Data to process>
◆ ◆ ◆ ◆ ◆ ◆ ◆
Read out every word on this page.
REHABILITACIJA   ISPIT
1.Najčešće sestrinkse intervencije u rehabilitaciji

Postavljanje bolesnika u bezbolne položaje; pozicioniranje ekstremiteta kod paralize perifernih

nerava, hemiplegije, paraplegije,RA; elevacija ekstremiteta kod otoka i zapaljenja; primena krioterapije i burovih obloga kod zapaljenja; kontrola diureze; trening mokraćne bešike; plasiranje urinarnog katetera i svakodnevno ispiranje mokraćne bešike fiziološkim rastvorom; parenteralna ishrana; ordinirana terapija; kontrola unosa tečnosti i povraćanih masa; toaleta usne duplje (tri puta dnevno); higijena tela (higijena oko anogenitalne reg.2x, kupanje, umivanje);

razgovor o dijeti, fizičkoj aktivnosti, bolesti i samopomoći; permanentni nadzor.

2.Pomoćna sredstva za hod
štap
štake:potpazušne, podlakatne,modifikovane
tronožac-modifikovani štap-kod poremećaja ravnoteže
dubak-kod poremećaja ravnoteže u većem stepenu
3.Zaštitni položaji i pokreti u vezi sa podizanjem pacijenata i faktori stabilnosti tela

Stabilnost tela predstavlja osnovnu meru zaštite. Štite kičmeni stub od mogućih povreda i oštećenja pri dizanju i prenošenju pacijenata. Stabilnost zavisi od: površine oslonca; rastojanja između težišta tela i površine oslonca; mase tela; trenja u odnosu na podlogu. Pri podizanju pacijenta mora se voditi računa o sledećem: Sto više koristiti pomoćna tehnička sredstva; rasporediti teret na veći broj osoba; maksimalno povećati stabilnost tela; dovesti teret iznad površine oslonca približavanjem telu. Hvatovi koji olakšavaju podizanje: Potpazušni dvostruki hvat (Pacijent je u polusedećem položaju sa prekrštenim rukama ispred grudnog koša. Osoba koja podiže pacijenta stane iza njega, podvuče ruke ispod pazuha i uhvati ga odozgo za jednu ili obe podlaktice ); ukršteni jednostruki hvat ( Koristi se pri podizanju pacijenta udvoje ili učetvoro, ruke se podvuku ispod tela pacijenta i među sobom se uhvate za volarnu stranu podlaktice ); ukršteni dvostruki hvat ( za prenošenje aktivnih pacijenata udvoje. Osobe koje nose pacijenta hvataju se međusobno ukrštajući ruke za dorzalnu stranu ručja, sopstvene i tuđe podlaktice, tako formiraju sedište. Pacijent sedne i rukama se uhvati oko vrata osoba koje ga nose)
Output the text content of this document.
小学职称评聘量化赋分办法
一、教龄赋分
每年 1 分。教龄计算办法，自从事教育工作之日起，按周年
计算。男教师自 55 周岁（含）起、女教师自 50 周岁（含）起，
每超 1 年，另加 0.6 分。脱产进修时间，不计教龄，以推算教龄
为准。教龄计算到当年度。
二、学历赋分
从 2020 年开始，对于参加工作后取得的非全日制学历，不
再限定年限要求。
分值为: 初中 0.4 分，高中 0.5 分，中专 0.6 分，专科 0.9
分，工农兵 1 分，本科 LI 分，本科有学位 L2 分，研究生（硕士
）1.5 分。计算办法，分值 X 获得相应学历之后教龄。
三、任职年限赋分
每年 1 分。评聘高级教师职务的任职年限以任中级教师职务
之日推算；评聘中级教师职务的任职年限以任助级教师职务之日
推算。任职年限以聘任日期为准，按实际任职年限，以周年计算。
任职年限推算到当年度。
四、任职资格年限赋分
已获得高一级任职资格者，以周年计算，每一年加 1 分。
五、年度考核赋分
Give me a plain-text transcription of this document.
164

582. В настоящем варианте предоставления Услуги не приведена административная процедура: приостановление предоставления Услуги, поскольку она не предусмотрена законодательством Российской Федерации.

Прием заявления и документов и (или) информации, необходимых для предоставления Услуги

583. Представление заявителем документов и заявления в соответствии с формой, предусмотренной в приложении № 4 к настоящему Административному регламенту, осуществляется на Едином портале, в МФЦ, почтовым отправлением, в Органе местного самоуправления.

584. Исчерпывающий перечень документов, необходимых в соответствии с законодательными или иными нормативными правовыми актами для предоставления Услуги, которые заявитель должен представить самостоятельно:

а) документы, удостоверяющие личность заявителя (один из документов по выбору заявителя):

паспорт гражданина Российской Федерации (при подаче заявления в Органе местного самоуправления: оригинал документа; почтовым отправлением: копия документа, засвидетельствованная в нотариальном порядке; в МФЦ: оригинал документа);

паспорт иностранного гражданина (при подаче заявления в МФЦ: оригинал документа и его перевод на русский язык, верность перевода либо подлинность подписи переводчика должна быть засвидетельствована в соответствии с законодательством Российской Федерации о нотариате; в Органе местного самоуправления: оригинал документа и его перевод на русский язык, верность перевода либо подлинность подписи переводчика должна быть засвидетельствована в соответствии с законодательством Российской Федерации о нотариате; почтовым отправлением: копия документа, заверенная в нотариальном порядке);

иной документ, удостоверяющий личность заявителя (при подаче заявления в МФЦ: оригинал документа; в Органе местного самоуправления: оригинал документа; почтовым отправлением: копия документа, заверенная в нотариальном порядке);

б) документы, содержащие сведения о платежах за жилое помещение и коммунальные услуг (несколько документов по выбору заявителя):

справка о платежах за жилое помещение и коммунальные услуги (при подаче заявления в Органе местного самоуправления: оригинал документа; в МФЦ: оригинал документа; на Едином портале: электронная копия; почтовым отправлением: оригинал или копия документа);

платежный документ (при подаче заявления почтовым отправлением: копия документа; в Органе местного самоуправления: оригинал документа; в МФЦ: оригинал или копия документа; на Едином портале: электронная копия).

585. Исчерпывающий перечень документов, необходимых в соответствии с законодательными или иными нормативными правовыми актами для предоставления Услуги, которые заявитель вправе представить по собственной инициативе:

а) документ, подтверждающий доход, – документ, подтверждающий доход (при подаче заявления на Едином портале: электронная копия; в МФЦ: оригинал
◆ ◆ ◆ ◆ ◆ ◆ ◆
For the entries above, state how many lines contain the word "štap". Provide the number by itself.

2